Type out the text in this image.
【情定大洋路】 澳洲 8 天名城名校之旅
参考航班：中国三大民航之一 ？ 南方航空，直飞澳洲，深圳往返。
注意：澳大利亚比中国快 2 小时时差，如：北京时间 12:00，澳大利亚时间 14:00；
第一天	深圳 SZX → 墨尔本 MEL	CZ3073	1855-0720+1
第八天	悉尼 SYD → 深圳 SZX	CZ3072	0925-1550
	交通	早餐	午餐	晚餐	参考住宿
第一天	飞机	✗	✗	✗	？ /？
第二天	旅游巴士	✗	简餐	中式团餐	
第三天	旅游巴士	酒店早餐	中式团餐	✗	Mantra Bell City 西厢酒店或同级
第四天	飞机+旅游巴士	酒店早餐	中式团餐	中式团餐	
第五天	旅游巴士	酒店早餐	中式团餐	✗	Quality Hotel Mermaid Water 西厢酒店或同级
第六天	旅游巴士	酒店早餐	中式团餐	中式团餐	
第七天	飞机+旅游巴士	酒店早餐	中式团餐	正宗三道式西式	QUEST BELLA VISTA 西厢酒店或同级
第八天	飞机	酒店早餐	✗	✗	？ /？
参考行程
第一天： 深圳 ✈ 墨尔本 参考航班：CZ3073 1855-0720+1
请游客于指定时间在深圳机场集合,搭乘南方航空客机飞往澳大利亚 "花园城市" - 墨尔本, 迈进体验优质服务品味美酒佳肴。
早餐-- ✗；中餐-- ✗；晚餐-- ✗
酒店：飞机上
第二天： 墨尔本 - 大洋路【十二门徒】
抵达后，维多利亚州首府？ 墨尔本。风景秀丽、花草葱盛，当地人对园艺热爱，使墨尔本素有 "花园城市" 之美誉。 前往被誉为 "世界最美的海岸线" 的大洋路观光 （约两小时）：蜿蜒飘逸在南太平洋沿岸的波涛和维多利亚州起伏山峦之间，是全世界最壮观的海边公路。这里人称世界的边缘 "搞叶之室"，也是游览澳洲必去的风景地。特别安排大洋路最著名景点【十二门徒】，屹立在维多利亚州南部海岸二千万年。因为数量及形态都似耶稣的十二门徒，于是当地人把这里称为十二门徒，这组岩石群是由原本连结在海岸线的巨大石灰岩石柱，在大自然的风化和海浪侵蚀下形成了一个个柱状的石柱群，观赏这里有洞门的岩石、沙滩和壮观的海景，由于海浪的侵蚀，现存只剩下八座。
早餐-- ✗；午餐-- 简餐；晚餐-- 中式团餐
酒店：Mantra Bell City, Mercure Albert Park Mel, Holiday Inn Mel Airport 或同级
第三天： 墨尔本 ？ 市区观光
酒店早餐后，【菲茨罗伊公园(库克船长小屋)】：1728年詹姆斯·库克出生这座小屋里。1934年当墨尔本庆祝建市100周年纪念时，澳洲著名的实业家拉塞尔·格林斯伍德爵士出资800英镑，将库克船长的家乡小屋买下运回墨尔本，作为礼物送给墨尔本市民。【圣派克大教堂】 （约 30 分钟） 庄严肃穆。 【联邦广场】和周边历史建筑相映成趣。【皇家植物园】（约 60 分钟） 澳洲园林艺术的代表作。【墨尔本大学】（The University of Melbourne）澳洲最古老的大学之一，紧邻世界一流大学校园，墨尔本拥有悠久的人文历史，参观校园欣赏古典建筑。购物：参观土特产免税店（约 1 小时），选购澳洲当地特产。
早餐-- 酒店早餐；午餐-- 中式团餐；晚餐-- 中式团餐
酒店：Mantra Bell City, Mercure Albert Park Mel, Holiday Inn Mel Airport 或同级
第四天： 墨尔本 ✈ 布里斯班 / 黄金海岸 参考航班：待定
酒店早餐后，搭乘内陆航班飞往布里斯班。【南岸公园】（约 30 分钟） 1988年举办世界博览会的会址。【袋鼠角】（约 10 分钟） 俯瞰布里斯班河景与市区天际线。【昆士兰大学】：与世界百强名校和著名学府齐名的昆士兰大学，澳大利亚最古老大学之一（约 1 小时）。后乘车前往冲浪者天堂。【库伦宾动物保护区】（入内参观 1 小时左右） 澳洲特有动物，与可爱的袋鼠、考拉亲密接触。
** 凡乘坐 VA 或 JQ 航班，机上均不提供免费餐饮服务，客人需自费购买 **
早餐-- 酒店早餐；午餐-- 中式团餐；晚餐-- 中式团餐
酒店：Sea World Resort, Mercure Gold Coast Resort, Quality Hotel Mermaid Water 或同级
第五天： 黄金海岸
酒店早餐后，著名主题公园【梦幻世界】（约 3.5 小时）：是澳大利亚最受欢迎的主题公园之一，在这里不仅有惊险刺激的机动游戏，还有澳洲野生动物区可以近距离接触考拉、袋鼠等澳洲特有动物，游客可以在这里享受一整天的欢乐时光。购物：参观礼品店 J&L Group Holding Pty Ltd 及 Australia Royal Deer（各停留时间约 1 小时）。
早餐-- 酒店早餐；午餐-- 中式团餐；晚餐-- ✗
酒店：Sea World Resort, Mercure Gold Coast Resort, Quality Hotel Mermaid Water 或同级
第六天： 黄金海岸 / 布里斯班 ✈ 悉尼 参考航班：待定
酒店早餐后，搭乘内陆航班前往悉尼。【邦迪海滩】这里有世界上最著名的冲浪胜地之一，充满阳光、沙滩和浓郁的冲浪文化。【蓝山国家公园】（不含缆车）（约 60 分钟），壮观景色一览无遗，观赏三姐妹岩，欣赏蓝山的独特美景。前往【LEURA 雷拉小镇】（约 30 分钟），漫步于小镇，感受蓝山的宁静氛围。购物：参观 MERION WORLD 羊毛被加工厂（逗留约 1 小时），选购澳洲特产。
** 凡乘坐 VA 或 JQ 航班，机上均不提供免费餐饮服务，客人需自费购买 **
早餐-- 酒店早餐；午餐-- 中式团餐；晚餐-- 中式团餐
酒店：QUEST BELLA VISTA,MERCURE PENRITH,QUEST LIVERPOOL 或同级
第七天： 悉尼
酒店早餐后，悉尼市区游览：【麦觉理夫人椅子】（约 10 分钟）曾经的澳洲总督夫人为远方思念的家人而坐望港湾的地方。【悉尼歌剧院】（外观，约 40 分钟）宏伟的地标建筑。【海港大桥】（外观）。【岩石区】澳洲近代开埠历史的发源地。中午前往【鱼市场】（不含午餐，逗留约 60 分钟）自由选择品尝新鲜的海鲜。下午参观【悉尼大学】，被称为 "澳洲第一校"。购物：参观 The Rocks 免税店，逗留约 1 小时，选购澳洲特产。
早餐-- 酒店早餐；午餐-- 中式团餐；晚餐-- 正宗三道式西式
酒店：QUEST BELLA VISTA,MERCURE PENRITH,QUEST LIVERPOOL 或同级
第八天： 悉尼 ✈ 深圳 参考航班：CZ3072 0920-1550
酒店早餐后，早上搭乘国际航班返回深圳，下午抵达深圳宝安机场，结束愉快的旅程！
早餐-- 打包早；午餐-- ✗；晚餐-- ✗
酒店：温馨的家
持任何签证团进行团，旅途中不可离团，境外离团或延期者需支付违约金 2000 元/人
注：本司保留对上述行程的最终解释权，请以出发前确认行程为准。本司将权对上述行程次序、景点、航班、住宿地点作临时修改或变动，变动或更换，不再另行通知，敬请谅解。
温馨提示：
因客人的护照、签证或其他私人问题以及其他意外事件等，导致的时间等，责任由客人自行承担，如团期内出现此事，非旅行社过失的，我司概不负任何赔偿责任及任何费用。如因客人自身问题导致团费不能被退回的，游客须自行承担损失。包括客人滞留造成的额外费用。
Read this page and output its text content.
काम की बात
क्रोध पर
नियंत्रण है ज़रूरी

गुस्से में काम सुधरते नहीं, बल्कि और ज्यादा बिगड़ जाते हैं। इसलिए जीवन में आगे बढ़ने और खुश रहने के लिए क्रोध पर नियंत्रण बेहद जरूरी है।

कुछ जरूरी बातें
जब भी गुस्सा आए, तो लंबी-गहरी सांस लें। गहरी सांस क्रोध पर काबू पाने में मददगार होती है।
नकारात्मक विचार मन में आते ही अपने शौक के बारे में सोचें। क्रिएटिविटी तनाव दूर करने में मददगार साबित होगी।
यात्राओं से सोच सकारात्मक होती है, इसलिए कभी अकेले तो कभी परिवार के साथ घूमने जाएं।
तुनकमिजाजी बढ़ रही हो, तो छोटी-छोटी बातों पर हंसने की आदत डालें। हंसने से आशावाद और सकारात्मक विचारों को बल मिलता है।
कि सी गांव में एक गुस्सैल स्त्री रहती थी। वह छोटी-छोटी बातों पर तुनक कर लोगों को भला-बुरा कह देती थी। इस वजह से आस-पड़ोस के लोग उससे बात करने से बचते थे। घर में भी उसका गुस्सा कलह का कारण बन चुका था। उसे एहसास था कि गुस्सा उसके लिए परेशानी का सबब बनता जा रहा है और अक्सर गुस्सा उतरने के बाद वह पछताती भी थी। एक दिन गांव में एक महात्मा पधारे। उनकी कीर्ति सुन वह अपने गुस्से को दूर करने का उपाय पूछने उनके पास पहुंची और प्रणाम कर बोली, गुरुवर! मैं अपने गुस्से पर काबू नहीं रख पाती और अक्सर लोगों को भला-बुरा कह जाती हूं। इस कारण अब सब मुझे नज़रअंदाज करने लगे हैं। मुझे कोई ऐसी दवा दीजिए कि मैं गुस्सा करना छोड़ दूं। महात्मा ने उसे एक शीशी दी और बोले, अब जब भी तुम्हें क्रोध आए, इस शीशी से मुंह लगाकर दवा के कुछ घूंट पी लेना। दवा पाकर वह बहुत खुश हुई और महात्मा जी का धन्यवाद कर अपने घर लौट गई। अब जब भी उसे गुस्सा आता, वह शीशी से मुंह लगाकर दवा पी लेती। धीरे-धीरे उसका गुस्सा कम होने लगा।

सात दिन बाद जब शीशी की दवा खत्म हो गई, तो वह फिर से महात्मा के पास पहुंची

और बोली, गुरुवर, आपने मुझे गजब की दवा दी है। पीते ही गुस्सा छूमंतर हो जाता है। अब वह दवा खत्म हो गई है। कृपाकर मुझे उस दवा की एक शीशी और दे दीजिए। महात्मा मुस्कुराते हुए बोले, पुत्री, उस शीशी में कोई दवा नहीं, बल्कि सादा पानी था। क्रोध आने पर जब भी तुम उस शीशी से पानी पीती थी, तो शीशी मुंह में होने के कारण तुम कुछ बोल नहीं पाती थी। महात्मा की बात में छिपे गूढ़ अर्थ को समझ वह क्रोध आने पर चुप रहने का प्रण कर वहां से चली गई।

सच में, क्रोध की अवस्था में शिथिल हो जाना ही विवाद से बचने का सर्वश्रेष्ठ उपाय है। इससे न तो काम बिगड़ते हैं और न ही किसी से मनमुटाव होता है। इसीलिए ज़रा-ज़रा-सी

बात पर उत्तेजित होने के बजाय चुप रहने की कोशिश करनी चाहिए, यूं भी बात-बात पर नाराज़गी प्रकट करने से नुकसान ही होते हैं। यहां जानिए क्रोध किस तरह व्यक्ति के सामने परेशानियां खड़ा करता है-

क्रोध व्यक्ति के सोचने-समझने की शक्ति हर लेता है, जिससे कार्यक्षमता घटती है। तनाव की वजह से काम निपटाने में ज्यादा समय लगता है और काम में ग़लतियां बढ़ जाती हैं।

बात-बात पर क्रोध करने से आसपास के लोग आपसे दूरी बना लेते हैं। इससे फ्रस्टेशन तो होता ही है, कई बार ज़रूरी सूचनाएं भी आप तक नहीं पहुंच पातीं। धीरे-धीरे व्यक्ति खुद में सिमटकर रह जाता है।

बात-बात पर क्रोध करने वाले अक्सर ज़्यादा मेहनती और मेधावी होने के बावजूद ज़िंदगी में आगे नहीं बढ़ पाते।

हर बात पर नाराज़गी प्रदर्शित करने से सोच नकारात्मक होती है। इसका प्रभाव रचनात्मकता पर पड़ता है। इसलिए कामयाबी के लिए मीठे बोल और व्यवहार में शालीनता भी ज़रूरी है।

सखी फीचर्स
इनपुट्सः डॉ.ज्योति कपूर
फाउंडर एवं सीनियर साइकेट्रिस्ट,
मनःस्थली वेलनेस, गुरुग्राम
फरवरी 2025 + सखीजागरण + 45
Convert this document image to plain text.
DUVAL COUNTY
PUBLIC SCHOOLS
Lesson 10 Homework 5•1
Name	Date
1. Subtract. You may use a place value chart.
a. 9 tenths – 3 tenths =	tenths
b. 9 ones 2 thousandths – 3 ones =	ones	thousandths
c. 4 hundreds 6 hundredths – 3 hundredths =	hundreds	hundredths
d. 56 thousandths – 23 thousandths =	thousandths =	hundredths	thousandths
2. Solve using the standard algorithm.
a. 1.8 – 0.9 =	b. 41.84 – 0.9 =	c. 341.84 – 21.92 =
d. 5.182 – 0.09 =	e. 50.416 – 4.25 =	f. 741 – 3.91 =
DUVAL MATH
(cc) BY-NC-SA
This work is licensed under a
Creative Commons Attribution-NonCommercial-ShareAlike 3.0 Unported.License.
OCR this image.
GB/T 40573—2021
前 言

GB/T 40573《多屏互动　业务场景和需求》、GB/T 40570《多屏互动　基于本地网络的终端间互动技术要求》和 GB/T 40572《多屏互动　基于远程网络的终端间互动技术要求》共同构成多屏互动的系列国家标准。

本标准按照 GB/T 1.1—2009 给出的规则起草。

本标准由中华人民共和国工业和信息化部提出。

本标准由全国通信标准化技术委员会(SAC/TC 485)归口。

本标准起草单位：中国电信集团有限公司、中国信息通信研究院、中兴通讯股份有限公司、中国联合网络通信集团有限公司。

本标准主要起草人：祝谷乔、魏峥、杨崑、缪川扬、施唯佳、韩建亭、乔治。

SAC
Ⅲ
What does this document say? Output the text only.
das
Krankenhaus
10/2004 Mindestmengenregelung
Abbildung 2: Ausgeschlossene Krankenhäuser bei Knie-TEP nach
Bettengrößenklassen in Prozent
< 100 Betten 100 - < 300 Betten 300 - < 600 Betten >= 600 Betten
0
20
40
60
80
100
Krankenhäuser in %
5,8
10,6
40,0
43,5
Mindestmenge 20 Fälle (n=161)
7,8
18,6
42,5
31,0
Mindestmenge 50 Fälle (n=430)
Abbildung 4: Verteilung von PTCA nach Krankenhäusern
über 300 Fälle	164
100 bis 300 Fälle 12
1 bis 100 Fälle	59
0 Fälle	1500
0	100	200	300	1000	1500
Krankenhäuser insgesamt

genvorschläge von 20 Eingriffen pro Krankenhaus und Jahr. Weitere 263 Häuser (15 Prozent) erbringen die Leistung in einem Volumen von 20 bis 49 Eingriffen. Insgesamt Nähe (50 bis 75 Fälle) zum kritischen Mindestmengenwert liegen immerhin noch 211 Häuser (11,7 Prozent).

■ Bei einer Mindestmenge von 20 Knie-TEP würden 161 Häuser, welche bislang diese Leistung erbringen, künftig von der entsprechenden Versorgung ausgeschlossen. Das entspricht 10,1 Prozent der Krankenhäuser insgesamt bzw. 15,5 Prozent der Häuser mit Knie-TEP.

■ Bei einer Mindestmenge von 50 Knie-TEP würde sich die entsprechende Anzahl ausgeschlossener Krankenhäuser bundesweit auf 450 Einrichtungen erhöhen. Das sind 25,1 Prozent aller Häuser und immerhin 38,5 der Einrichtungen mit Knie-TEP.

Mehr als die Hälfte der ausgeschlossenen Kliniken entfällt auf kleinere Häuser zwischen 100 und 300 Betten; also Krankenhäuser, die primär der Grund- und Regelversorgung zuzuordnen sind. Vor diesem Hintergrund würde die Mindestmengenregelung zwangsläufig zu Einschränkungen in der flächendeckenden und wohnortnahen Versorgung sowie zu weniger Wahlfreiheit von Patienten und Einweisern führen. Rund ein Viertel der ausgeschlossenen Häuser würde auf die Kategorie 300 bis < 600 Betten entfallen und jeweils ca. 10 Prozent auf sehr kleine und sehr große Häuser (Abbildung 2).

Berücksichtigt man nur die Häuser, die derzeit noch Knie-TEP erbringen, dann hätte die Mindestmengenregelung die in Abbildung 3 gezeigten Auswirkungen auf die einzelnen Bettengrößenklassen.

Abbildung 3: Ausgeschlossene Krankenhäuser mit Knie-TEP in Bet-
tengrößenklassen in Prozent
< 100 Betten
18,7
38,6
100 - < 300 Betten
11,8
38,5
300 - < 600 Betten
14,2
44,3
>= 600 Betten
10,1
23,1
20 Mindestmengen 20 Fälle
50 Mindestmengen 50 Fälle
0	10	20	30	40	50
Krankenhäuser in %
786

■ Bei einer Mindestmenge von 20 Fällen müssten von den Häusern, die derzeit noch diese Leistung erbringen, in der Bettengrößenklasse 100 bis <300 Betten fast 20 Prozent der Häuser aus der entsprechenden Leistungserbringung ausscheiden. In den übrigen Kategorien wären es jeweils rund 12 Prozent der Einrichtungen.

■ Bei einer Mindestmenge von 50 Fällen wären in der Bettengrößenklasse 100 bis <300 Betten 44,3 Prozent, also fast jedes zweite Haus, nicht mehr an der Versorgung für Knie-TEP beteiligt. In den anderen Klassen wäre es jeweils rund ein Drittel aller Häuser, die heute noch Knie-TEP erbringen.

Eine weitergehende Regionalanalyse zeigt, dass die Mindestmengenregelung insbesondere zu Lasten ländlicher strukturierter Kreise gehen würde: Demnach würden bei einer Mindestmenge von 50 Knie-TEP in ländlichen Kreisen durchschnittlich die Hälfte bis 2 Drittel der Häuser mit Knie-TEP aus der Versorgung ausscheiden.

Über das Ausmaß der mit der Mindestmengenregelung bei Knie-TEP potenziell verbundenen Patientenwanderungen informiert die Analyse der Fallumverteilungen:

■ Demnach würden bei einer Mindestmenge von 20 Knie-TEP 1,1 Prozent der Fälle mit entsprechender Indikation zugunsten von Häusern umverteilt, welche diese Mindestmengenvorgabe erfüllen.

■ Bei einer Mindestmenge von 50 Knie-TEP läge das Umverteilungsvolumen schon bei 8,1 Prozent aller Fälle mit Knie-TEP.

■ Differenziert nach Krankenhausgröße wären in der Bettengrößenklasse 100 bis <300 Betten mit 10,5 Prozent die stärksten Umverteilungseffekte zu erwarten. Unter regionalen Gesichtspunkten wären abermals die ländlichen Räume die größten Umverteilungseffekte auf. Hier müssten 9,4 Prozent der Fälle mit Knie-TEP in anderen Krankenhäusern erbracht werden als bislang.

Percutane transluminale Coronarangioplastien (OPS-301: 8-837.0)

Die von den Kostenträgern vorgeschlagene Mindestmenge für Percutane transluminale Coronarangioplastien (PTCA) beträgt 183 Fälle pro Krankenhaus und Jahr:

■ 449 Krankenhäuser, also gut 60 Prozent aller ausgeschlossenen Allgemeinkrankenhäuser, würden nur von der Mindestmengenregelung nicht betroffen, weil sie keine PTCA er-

━━━━━━

→ **WHAT THE TASK REQUIRES**
Show the lines of the material that contain the word "黄金海岸".

→ **THE COMPLETED TASK**
第四天： 墨尔本 ✈ 布里斯班 / 黄金海岸 参考航班：待定
第五天： 黄金海岸
第六天： 黄金海岸 / 布里斯班 ✈ 悉尼 参考航班：待定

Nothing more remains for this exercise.